⟨

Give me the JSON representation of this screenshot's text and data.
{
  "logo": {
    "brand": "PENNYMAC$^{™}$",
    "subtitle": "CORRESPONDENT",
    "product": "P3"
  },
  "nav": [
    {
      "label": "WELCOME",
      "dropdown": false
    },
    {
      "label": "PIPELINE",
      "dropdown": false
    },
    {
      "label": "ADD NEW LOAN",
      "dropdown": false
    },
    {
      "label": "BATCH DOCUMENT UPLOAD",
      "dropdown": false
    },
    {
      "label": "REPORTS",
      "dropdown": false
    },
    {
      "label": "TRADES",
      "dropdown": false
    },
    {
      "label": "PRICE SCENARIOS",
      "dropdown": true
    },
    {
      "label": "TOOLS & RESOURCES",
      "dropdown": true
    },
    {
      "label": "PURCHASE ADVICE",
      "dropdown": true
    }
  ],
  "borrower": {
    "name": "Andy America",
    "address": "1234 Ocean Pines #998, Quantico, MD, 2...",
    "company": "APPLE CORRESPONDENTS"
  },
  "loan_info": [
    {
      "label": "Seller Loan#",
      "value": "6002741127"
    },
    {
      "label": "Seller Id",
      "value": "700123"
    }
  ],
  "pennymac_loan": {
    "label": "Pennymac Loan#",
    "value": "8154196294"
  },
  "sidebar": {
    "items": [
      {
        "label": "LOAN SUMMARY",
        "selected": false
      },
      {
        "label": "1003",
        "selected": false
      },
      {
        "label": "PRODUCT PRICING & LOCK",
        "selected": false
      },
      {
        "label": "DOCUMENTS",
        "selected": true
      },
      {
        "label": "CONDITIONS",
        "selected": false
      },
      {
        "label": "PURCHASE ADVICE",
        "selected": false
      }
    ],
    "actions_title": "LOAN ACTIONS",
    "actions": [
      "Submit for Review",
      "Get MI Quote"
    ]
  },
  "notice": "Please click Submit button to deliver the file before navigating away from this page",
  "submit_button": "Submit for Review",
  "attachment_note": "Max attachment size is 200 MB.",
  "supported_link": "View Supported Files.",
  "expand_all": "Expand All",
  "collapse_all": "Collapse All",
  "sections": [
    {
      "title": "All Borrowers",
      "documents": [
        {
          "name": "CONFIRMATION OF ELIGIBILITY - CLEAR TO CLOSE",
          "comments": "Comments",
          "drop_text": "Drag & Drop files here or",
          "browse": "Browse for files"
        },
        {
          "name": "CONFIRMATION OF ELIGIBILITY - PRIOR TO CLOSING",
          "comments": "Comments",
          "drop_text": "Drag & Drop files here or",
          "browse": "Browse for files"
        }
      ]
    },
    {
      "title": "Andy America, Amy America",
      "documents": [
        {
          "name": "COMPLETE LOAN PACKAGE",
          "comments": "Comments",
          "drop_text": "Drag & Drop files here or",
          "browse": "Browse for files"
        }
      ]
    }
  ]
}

⟩

SHORT EXERCISE:
Extract the whole listing, character for character.

SOLUTION FOR THIS TASK:
Give me the JSON representation of this screenshot's text and data.
{
  "logo": {
    "brand": "PENNYMAC$^{™}$",
    "subtitle": "CORRESPONDENT",
    "product": "P3"
  },
  "nav": [
    {
      "label": "WELCOME",
      "dropdown": false
    },
    {
      "label": "PIPELINE",
      "dropdown": false
    },
    {
      "label": "ADD NEW LOAN",
      "dropdown": false
    },
    {
      "label": "BATCH DOCUMENT UPLOAD",
      "dropdown": false
    },
    {
      "label": "REPORTS",
      "dropdown": false
    },
    {
      "label": "TRADES",
      "dropdown": false
    },
    {
      "label": "PRICE SCENARIOS",
      "dropdown": true
    },
    {
      "label": "TOOLS & RESOURCES",
      "dropdown": true
    },
    {
      "label": "PURCHASE ADVICE",
      "dropdown": true
    }
  ],
  "borrower": {
    "name": "Andy America",
    "address": "1234 Ocean Pines #998, Quantico, MD, 2...",
    "company": "APPLE CORRESPONDENTS"
  },
  "loan_info": [
    {
      "label": "Seller Loan#",
      "value": "6002741127"
    },
    {
      "label": "Seller Id",
      "value": "700123"
    }
  ],
  "pennymac_loan": {
    "label": "Pennymac Loan#",
    "value": "8154196294"
  },
  "sidebar": {
    "items": [
      {
        "label": "LOAN SUMMARY",
        "selected": false
      },
      {
        "label": "1003",
        "selected": false
      },
      {
        "label": "PRODUCT PRICING & LOCK",
        "selected": false
      },
      {
        "label": "DOCUMENTS",
        "selected": true
      },
      {
        "label": "CONDITIONS",
        "selected": false
      },
      {
        "label": "PURCHASE ADVICE",
        "selected": false
      }
    ],
    "actions_title": "LOAN ACTIONS",
    "actions": [
      "Submit for Review",
      "Get MI Quote"
    ]
  },
  "notice": "Please click Submit button to deliver the file before navigating away from this page",
  "submit_button": "Submit for Review",
  "attachment_note": "Max attachment size is 200 MB.",
  "supported_link": "View Supported Files.",
  "expand_all": "Expand All",
  "collapse_all": "Collapse All",
  "sections": [
    {
      "title": "All Borrowers",
      "documents": [
        {
          "name": "CONFIRMATION OF ELIGIBILITY - CLEAR TO CLOSE",
          "comments": "Comments",
          "drop_text": "Drag & Drop files here or",
          "browse": "Browse for files"
        },
        {
          "name": "CONFIRMATION OF ELIGIBILITY - PRIOR TO CLOSING",
          "comments": "Comments",
          "drop_text": "Drag & Drop files here or",
          "browse": "Browse for files"
        }
      ]
    },
    {
      "title": "Andy America, Amy America",
      "documents": [
        {
          "name": "COMPLETE LOAN PACKAGE",
          "comments": "Comments",
          "drop_text": "Drag & Drop files here or",
          "browse": "Browse for files"
        }
      ]
    }
  ]
}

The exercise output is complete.